WRITTEN INSTRUCTION → Check every line below for the word "title" and copy each one that has it.

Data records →
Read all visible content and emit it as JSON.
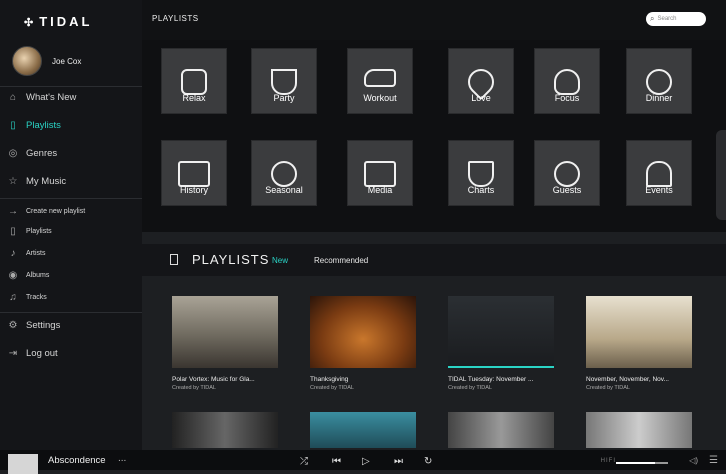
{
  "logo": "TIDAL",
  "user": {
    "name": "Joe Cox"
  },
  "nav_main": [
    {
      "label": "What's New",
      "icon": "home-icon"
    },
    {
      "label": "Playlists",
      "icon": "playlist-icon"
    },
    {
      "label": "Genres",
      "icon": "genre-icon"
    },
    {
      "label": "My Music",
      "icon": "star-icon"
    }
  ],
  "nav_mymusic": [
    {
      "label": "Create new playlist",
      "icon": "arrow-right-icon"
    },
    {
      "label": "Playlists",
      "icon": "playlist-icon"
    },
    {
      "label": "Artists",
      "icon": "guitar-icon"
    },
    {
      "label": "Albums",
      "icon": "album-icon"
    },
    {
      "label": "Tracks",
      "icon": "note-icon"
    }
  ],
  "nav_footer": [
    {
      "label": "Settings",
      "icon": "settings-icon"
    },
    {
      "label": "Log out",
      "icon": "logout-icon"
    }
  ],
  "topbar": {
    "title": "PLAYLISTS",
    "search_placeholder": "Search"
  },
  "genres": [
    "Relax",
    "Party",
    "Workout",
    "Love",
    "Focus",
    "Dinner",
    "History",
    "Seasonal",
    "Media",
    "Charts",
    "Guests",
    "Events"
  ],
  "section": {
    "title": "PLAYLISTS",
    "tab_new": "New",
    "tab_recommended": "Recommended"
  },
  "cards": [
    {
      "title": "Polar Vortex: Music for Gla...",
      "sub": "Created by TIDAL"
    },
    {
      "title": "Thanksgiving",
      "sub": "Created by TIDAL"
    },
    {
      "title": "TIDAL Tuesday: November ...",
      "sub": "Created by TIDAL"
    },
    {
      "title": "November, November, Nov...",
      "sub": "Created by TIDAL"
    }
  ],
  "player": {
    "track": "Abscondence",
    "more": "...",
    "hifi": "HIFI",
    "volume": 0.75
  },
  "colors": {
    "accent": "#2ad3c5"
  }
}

RESULT OF THIS TASK →
    "title": "PLAYLISTS",
    "title": "PLAYLISTS",
      "title": "Polar Vortex: Music for Gla...",
      "title": "Thanksgiving",
      "title": "TIDAL Tuesday: November ...",
      "title": "November, November, Nov...",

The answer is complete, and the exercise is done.